Print the range of lines that opens with the line containing "Decode this image" and closes with the last line of the listing. Include both ends; print nothing more.

# start of RECORDS SHOWN

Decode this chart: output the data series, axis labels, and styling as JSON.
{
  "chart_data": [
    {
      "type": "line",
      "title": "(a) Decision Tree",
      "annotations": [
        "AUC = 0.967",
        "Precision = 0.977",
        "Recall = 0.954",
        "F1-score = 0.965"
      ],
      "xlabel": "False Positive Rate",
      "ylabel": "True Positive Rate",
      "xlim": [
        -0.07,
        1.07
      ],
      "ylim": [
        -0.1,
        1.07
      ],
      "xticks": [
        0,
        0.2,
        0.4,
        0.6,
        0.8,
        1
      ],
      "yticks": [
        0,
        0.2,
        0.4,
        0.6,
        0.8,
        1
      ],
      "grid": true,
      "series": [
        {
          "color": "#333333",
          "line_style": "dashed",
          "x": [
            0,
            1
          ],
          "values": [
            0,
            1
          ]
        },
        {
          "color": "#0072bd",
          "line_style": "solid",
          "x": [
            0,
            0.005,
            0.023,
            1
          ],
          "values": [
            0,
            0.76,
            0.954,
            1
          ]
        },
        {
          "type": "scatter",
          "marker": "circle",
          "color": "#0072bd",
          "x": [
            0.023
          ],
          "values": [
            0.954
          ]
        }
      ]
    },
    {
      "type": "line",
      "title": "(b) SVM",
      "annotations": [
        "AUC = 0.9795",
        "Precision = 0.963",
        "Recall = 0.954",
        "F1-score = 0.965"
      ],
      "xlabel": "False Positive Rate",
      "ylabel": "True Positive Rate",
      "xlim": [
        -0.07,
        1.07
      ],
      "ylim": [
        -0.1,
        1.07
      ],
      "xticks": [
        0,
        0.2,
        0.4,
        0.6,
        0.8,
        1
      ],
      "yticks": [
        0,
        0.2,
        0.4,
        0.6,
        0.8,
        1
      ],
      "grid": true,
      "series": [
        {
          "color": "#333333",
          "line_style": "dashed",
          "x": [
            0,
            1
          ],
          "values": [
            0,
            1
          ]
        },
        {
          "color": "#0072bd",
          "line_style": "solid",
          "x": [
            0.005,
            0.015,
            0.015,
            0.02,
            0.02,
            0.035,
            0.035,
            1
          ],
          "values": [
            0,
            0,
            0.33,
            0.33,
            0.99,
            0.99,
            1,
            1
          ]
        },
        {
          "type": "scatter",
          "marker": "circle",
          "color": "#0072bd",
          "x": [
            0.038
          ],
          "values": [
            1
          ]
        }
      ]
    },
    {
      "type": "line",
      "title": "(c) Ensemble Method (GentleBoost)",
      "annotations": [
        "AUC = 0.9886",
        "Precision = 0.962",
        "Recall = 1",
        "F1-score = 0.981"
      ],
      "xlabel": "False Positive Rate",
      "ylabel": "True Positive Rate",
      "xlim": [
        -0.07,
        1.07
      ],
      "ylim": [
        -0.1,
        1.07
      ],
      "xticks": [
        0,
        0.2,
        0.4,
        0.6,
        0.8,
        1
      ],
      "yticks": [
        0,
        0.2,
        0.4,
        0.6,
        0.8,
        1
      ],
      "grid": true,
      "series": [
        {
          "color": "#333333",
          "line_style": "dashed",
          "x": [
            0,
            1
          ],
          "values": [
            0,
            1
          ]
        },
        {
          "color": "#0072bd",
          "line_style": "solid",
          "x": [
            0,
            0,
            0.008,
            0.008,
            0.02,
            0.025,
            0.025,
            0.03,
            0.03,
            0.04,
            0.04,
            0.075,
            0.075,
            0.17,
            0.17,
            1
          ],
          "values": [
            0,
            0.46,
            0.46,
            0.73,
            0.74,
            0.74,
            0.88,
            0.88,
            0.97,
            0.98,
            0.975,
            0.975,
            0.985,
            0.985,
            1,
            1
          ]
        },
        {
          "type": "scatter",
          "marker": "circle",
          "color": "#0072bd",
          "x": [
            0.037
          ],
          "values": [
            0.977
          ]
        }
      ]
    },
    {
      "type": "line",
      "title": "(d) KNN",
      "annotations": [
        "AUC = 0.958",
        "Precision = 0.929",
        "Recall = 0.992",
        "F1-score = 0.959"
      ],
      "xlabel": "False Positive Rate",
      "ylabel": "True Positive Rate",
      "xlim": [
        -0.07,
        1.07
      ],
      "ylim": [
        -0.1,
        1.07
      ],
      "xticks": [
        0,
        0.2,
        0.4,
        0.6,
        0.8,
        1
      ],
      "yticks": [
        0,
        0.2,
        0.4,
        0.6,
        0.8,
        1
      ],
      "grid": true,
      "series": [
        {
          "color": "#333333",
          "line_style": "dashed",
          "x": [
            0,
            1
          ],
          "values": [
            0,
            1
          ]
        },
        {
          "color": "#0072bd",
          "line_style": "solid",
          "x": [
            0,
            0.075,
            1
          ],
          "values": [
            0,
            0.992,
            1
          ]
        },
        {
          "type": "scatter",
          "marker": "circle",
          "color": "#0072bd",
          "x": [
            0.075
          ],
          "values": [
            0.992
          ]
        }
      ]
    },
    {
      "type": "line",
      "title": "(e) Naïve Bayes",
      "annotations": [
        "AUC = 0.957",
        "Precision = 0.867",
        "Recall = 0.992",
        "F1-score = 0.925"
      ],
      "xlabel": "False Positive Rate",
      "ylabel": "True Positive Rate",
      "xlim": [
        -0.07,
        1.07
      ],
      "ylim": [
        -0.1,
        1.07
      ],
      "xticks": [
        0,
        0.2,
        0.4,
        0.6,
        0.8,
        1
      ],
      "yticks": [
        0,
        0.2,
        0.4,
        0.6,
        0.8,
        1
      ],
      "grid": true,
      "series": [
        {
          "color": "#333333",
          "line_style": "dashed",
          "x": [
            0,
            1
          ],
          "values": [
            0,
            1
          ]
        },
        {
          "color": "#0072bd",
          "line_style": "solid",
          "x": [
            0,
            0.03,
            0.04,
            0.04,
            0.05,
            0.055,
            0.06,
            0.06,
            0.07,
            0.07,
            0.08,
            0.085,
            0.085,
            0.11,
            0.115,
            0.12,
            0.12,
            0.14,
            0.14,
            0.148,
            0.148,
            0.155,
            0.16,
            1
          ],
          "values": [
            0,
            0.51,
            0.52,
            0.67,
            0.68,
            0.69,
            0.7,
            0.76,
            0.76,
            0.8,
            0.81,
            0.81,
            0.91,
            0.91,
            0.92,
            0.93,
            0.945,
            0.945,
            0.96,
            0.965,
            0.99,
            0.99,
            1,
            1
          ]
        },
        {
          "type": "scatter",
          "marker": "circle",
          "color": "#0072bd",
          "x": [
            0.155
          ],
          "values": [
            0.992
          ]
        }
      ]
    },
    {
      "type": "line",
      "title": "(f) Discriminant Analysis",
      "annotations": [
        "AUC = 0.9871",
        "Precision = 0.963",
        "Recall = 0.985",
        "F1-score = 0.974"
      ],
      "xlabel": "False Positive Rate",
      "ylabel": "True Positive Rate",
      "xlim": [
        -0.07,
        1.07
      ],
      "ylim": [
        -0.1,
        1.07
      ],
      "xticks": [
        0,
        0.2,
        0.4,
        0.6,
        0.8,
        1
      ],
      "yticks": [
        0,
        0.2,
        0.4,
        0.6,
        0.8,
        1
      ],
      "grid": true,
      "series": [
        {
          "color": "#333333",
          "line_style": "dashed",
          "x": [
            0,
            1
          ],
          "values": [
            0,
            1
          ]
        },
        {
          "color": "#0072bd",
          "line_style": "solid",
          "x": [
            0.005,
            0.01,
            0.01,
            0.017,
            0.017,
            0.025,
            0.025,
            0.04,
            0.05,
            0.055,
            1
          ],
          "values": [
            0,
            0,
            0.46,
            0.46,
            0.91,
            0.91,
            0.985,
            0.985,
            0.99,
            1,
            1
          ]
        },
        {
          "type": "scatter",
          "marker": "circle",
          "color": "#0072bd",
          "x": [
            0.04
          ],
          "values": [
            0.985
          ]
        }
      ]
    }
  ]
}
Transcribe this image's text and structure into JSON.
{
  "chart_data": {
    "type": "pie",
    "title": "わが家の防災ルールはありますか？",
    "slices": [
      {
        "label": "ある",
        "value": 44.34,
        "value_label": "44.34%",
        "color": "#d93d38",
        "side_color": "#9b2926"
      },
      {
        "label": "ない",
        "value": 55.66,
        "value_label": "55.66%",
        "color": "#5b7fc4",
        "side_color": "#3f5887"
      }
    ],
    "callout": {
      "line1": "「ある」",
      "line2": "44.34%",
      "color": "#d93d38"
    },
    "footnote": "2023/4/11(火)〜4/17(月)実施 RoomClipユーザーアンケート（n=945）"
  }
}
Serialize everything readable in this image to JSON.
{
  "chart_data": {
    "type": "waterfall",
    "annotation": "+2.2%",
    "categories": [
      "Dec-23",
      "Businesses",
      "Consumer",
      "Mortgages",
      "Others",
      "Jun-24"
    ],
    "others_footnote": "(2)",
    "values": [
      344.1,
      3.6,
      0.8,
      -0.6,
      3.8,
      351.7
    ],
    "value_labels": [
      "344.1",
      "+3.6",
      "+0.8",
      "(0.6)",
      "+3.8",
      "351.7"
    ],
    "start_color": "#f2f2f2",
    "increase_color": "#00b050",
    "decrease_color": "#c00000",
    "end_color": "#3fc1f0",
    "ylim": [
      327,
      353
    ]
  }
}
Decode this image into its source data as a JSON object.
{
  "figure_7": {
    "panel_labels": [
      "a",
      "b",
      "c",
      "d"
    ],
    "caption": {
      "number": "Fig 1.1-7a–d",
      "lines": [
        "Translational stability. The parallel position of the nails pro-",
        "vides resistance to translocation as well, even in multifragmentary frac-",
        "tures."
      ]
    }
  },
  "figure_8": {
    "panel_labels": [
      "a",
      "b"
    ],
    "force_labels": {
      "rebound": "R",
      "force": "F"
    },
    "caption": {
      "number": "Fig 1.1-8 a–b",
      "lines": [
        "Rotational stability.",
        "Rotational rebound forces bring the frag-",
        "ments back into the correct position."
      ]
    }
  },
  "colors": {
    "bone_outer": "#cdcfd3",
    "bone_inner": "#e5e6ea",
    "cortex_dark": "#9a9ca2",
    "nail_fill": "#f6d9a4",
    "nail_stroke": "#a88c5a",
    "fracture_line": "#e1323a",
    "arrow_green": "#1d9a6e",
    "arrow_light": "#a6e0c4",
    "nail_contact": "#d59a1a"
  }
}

# end of RECORDS SHOWN

OUTPUT FOR THIS TASK
Decode this image into its source data as a JSON object.
{
  "figure_7": {
    "panel_labels": [
      "a",
      "b",
      "c",
      "d"
    ],
    "caption": {
      "number": "Fig 1.1-7a–d",
      "lines": [
        "Translational stability. The parallel position of the nails pro-",
        "vides resistance to translocation as well, even in multifragmentary frac-",
        "tures."
      ]
    }
  },
  "figure_8": {
    "panel_labels": [
      "a",
      "b"
    ],
    "force_labels": {
      "rebound": "R",
      "force": "F"
    },
    "caption": {
      "number": "Fig 1.1-8 a–b",
      "lines": [
        "Rotational stability.",
        "Rotational rebound forces bring the frag-",
        "ments back into the correct position."
      ]
    }
  },
  "colors": {
    "bone_outer": "#cdcfd3",
    "bone_inner": "#e5e6ea",
    "cortex_dark": "#9a9ca2",
    "nail_fill": "#f6d9a4",
    "nail_stroke": "#a88c5a",
    "fracture_line": "#e1323a",
    "arrow_green": "#1d9a6e",
    "arrow_light": "#a6e0c4",
    "nail_contact": "#d59a1a"
  }
}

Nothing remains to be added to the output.